## START RECORDS FOR PROCESSING

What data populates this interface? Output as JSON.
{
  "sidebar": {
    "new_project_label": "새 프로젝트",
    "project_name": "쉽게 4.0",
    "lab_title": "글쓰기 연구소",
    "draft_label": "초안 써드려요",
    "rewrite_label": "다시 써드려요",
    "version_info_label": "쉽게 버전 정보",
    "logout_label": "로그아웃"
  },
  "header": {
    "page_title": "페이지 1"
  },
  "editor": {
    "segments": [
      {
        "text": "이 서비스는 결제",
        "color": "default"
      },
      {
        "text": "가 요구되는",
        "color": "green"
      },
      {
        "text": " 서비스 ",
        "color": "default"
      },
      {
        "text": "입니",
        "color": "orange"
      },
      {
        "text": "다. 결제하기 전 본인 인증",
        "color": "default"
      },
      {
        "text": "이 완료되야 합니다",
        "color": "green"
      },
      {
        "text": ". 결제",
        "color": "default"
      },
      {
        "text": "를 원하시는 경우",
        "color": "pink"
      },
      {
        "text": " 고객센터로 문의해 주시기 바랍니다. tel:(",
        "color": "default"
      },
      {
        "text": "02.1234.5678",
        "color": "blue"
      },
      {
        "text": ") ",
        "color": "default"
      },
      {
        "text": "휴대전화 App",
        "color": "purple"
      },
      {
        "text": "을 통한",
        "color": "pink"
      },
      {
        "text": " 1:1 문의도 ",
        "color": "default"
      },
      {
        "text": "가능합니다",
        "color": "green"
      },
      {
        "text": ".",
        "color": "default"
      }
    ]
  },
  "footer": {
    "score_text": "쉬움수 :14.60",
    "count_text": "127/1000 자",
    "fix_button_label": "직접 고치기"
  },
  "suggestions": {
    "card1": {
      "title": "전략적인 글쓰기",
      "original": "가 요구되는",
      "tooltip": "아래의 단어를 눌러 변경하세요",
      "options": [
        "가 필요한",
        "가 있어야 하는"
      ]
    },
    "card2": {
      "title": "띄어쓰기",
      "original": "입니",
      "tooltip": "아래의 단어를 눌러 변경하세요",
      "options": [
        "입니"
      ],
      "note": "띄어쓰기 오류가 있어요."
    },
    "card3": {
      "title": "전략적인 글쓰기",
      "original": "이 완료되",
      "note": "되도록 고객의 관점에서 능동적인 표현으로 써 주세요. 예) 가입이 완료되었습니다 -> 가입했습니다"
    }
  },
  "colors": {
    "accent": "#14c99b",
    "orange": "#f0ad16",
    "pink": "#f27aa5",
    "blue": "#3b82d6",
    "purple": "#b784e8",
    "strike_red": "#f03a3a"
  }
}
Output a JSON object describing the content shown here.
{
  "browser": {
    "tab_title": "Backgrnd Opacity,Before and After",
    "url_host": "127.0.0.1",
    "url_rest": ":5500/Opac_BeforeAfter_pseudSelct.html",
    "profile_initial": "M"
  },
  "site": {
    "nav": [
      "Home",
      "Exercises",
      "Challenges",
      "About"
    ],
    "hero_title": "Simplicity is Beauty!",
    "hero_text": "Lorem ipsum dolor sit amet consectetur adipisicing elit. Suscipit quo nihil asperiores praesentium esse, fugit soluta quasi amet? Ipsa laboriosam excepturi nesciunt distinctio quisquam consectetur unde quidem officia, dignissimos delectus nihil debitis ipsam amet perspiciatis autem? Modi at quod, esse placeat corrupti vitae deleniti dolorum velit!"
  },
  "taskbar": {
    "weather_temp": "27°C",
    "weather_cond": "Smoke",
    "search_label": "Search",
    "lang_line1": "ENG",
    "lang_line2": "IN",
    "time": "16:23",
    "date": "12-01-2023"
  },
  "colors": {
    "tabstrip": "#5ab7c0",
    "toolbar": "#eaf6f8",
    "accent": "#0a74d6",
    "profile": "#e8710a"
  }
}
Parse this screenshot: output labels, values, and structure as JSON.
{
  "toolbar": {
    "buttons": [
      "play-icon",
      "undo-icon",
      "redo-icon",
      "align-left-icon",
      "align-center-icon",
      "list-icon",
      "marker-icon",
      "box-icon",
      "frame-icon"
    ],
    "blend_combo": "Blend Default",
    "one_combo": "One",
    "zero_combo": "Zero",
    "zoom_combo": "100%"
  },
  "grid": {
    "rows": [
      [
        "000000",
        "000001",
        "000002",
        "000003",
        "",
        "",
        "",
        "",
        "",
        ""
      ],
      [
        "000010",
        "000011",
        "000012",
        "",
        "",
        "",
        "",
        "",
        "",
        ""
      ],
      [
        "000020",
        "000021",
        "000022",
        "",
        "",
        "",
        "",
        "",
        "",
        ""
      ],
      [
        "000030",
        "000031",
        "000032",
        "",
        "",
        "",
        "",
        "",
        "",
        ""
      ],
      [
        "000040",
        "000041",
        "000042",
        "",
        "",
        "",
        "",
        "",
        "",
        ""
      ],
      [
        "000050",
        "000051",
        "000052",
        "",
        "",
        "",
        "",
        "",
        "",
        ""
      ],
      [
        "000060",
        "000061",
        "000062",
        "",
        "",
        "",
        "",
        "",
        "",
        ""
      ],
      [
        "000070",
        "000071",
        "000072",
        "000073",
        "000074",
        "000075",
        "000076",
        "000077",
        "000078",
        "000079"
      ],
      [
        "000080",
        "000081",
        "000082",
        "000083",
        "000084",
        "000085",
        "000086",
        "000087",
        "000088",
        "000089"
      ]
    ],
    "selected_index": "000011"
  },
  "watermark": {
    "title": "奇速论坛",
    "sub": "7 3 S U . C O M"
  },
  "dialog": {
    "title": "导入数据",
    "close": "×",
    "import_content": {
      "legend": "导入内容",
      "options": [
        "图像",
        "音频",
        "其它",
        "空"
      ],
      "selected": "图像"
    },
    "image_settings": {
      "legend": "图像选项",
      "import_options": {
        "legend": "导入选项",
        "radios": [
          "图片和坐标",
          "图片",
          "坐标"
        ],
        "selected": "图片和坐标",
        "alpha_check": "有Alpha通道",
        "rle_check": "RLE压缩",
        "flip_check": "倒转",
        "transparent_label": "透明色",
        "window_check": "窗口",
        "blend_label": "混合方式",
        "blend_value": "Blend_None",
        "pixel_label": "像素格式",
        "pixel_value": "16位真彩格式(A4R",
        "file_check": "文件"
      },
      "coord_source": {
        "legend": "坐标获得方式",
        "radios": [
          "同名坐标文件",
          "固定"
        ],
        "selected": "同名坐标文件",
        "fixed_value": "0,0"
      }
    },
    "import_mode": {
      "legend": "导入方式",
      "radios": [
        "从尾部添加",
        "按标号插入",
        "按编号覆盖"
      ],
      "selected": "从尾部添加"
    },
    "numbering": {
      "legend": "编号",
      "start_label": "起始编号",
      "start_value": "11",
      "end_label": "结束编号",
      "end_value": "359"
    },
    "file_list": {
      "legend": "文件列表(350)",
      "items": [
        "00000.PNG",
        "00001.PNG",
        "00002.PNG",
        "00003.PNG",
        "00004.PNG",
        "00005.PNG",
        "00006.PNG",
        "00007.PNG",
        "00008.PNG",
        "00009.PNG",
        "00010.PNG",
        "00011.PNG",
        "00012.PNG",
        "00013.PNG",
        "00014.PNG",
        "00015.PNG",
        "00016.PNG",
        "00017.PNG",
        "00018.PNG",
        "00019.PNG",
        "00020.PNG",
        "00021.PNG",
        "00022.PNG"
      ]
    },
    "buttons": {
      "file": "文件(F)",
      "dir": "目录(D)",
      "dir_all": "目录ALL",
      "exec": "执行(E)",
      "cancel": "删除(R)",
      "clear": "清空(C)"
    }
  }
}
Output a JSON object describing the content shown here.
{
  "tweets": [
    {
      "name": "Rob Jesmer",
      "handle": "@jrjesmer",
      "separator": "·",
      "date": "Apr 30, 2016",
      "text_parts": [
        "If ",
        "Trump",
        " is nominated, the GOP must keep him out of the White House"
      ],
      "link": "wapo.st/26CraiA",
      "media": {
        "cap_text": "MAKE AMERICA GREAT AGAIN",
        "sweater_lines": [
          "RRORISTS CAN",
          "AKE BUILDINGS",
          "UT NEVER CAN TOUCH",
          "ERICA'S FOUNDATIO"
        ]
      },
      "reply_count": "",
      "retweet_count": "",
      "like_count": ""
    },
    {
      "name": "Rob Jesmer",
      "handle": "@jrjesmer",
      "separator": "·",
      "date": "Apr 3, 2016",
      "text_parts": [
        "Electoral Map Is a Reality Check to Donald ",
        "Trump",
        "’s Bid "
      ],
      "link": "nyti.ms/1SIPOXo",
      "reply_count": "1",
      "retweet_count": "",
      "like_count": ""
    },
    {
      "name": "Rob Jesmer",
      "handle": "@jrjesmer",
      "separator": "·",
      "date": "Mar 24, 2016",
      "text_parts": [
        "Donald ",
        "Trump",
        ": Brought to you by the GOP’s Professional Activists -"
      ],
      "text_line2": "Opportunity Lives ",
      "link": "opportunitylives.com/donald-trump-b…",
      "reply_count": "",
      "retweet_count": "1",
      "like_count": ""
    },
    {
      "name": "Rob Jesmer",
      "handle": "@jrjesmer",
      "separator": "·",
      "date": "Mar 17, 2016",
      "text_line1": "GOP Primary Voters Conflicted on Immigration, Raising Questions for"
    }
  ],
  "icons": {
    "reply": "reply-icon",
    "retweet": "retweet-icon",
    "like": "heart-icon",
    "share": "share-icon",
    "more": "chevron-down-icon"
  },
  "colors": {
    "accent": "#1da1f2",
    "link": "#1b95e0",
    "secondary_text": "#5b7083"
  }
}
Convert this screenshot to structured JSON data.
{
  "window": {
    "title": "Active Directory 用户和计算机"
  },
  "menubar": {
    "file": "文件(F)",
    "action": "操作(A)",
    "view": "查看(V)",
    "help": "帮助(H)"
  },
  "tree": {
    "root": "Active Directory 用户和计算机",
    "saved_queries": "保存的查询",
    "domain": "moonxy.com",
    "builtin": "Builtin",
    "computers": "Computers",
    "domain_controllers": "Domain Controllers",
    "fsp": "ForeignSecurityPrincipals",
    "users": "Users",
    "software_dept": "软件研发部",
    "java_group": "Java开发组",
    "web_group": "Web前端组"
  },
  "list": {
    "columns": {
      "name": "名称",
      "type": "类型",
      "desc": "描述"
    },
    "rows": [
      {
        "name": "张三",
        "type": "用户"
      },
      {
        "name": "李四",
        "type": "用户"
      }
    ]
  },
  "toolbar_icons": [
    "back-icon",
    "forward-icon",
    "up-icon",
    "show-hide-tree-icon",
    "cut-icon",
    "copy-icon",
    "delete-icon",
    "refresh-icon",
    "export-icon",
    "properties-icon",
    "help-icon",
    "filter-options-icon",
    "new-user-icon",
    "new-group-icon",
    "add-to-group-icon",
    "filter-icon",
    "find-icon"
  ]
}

## END RECORDS FOR PROCESSING

# PROBLEM REQUIREMENTS
Leave out every line before the one containing "Convert this screenshot"; set down that line and all remaining lines of the material exactly.

# FINAL RESULT
Convert this screenshot to structured JSON data.
{
  "window": {
    "title": "Active Directory 用户和计算机"
  },
  "menubar": {
    "file": "文件(F)",
    "action": "操作(A)",
    "view": "查看(V)",
    "help": "帮助(H)"
  },
  "tree": {
    "root": "Active Directory 用户和计算机",
    "saved_queries": "保存的查询",
    "domain": "moonxy.com",
    "builtin": "Builtin",
    "computers": "Computers",
    "domain_controllers": "Domain Controllers",
    "fsp": "ForeignSecurityPrincipals",
    "users": "Users",
    "software_dept": "软件研发部",
    "java_group": "Java开发组",
    "web_group": "Web前端组"
  },
  "list": {
    "columns": {
      "name": "名称",
      "type": "类型",
      "desc": "描述"
    },
    "rows": [
      {
        "name": "张三",
        "type": "用户"
      },
      {
        "name": "李四",
        "type": "用户"
      }
    ]
  },
  "toolbar_icons": [
    "back-icon",
    "forward-icon",
    "up-icon",
    "show-hide-tree-icon",
    "cut-icon",
    "copy-icon",
    "delete-icon",
    "refresh-icon",
    "export-icon",
    "properties-icon",
    "help-icon",
    "filter-options-icon",
    "new-user-icon",
    "new-group-icon",
    "add-to-group-icon",
    "filter-icon",
    "find-icon"
  ]
}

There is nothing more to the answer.